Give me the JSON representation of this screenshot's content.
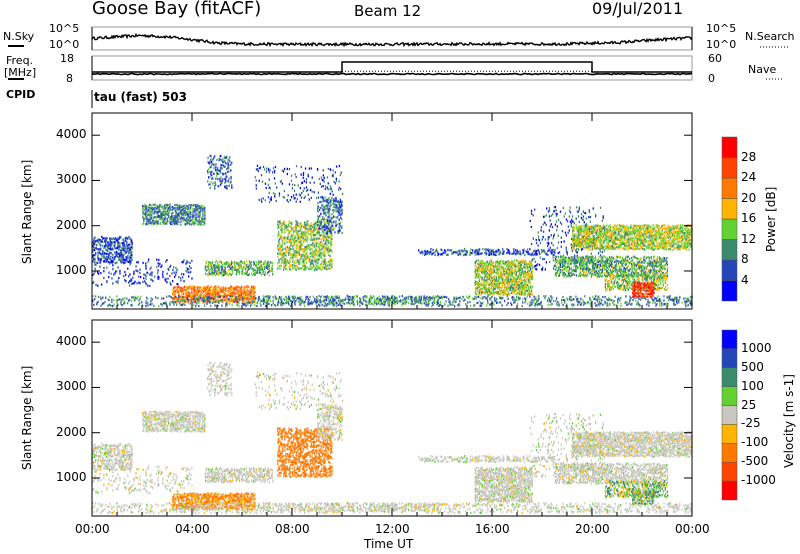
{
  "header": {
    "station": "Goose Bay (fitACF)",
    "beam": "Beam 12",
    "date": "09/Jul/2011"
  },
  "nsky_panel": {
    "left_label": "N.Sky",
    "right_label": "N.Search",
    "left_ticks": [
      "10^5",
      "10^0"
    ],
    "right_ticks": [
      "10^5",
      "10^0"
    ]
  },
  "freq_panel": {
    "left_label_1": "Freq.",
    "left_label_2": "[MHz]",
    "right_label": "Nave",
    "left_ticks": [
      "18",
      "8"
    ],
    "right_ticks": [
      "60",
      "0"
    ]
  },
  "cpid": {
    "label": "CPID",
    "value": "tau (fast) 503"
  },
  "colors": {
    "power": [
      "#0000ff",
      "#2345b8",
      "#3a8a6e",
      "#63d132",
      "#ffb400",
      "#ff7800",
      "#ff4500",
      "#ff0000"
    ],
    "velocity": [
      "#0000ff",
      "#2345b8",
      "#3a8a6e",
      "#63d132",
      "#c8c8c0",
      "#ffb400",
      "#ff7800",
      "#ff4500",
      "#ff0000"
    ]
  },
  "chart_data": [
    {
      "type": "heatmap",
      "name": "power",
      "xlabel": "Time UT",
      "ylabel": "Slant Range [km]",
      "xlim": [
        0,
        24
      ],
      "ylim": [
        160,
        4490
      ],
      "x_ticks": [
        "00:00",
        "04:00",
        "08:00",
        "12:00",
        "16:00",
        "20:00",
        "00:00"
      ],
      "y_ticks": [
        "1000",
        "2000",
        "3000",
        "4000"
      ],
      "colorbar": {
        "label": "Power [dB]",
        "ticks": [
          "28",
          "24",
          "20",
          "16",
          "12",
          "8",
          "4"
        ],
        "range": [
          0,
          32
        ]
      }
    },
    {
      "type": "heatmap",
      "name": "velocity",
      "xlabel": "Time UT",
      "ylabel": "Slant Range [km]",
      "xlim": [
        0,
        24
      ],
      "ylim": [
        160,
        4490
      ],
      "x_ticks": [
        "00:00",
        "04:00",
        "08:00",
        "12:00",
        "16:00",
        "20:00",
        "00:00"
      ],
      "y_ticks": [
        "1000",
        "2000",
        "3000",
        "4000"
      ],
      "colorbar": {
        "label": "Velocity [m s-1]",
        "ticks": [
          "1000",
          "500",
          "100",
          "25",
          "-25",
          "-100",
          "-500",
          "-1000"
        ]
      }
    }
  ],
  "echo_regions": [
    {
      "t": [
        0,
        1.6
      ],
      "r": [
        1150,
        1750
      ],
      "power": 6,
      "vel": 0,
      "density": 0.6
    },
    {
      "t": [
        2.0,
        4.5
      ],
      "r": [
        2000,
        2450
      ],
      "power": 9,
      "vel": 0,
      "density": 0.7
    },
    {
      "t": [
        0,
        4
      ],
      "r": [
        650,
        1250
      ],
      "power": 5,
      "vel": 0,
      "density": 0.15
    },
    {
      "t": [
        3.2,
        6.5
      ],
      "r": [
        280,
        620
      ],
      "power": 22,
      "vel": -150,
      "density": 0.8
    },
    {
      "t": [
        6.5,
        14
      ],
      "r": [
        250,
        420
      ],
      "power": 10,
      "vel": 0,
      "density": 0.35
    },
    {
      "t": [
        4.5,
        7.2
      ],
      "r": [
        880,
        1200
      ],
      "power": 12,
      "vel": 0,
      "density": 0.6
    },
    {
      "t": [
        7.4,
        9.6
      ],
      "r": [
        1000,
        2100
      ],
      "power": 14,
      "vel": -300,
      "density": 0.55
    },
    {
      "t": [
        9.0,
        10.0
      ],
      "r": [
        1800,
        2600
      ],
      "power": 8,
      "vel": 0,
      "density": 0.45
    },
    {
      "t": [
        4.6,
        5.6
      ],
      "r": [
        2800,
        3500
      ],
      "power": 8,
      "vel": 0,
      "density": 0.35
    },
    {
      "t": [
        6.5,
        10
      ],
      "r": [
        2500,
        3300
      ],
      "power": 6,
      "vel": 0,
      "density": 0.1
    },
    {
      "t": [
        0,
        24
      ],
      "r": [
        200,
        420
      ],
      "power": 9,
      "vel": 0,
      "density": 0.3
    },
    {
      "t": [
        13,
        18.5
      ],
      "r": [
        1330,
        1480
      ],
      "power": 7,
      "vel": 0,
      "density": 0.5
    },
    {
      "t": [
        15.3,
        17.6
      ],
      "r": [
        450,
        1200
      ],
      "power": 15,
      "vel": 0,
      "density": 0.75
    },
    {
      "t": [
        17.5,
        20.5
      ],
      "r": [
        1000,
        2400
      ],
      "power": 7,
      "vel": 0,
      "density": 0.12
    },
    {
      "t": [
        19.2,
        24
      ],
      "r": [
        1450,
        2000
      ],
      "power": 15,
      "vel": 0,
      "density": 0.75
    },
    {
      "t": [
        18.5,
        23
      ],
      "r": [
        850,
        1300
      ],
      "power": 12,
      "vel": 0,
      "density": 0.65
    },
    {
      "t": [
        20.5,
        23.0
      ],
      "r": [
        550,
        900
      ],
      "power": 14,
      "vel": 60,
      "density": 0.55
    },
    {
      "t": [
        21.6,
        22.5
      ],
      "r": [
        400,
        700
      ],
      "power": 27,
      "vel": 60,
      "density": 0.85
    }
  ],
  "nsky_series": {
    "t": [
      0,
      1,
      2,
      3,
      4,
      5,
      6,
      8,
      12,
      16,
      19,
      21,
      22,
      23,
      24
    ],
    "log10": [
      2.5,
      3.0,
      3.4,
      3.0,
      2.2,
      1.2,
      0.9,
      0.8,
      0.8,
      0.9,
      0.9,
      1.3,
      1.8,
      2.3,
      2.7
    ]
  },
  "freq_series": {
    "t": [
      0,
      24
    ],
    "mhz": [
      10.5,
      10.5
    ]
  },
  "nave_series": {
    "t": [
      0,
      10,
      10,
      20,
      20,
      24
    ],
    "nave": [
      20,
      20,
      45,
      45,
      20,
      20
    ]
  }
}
════════
DIRECTIONS FOR THIS TASK: Reproduce the entries above without change, omitting all pictures.

FULL ANSWER:
Give me the JSON representation of this screenshot's content.
{
  "header": {
    "station": "Goose Bay (fitACF)",
    "beam": "Beam 12",
    "date": "09/Jul/2011"
  },
  "nsky_panel": {
    "left_label": "N.Sky",
    "right_label": "N.Search",
    "left_ticks": [
      "10^5",
      "10^0"
    ],
    "right_ticks": [
      "10^5",
      "10^0"
    ]
  },
  "freq_panel": {
    "left_label_1": "Freq.",
    "left_label_2": "[MHz]",
    "right_label": "Nave",
    "left_ticks": [
      "18",
      "8"
    ],
    "right_ticks": [
      "60",
      "0"
    ]
  },
  "cpid": {
    "label": "CPID",
    "value": "tau (fast) 503"
  },
  "colors": {
    "power": [
      "#0000ff",
      "#2345b8",
      "#3a8a6e",
      "#63d132",
      "#ffb400",
      "#ff7800",
      "#ff4500",
      "#ff0000"
    ],
    "velocity": [
      "#0000ff",
      "#2345b8",
      "#3a8a6e",
      "#63d132",
      "#c8c8c0",
      "#ffb400",
      "#ff7800",
      "#ff4500",
      "#ff0000"
    ]
  },
  "chart_data": [
    {
      "type": "heatmap",
      "name": "power",
      "xlabel": "Time UT",
      "ylabel": "Slant Range [km]",
      "xlim": [
        0,
        24
      ],
      "ylim": [
        160,
        4490
      ],
      "x_ticks": [
        "00:00",
        "04:00",
        "08:00",
        "12:00",
        "16:00",
        "20:00",
        "00:00"
      ],
      "y_ticks": [
        "1000",
        "2000",
        "3000",
        "4000"
      ],
      "colorbar": {
        "label": "Power [dB]",
        "ticks": [
          "28",
          "24",
          "20",
          "16",
          "12",
          "8",
          "4"
        ],
        "range": [
          0,
          32
        ]
      }
    },
    {
      "type": "heatmap",
      "name": "velocity",
      "xlabel": "Time UT",
      "ylabel": "Slant Range [km]",
      "xlim": [
        0,
        24
      ],
      "ylim": [
        160,
        4490
      ],
      "x_ticks": [
        "00:00",
        "04:00",
        "08:00",
        "12:00",
        "16:00",
        "20:00",
        "00:00"
      ],
      "y_ticks": [
        "1000",
        "2000",
        "3000",
        "4000"
      ],
      "colorbar": {
        "label": "Velocity [m s-1]",
        "ticks": [
          "1000",
          "500",
          "100",
          "25",
          "-25",
          "-100",
          "-500",
          "-1000"
        ]
      }
    }
  ],
  "echo_regions": [
    {
      "t": [
        0,
        1.6
      ],
      "r": [
        1150,
        1750
      ],
      "power": 6,
      "vel": 0,
      "density": 0.6
    },
    {
      "t": [
        2.0,
        4.5
      ],
      "r": [
        2000,
        2450
      ],
      "power": 9,
      "vel": 0,
      "density": 0.7
    },
    {
      "t": [
        0,
        4
      ],
      "r": [
        650,
        1250
      ],
      "power": 5,
      "vel": 0,
      "density": 0.15
    },
    {
      "t": [
        3.2,
        6.5
      ],
      "r": [
        280,
        620
      ],
      "power": 22,
      "vel": -150,
      "density": 0.8
    },
    {
      "t": [
        6.5,
        14
      ],
      "r": [
        250,
        420
      ],
      "power": 10,
      "vel": 0,
      "density": 0.35
    },
    {
      "t": [
        4.5,
        7.2
      ],
      "r": [
        880,
        1200
      ],
      "power": 12,
      "vel": 0,
      "density": 0.6
    },
    {
      "t": [
        7.4,
        9.6
      ],
      "r": [
        1000,
        2100
      ],
      "power": 14,
      "vel": -300,
      "density": 0.55
    },
    {
      "t": [
        9.0,
        10.0
      ],
      "r": [
        1800,
        2600
      ],
      "power": 8,
      "vel": 0,
      "density": 0.45
    },
    {
      "t": [
        4.6,
        5.6
      ],
      "r": [
        2800,
        3500
      ],
      "power": 8,
      "vel": 0,
      "density": 0.35
    },
    {
      "t": [
        6.5,
        10
      ],
      "r": [
        2500,
        3300
      ],
      "power": 6,
      "vel": 0,
      "density": 0.1
    },
    {
      "t": [
        0,
        24
      ],
      "r": [
        200,
        420
      ],
      "power": 9,
      "vel": 0,
      "density": 0.3
    },
    {
      "t": [
        13,
        18.5
      ],
      "r": [
        1330,
        1480
      ],
      "power": 7,
      "vel": 0,
      "density": 0.5
    },
    {
      "t": [
        15.3,
        17.6
      ],
      "r": [
        450,
        1200
      ],
      "power": 15,
      "vel": 0,
      "density": 0.75
    },
    {
      "t": [
        17.5,
        20.5
      ],
      "r": [
        1000,
        2400
      ],
      "power": 7,
      "vel": 0,
      "density": 0.12
    },
    {
      "t": [
        19.2,
        24
      ],
      "r": [
        1450,
        2000
      ],
      "power": 15,
      "vel": 0,
      "density": 0.75
    },
    {
      "t": [
        18.5,
        23
      ],
      "r": [
        850,
        1300
      ],
      "power": 12,
      "vel": 0,
      "density": 0.65
    },
    {
      "t": [
        20.5,
        23.0
      ],
      "r": [
        550,
        900
      ],
      "power": 14,
      "vel": 60,
      "density": 0.55
    },
    {
      "t": [
        21.6,
        22.5
      ],
      "r": [
        400,
        700
      ],
      "power": 27,
      "vel": 60,
      "density": 0.85
    }
  ],
  "nsky_series": {
    "t": [
      0,
      1,
      2,
      3,
      4,
      5,
      6,
      8,
      12,
      16,
      19,
      21,
      22,
      23,
      24
    ],
    "log10": [
      2.5,
      3.0,
      3.4,
      3.0,
      2.2,
      1.2,
      0.9,
      0.8,
      0.8,
      0.9,
      0.9,
      1.3,
      1.8,
      2.3,
      2.7
    ]
  },
  "freq_series": {
    "t": [
      0,
      24
    ],
    "mhz": [
      10.5,
      10.5
    ]
  },
  "nave_series": {
    "t": [
      0,
      10,
      10,
      20,
      20,
      24
    ],
    "nave": [
      20,
      20,
      45,
      45,
      20,
      20
    ]
  }
}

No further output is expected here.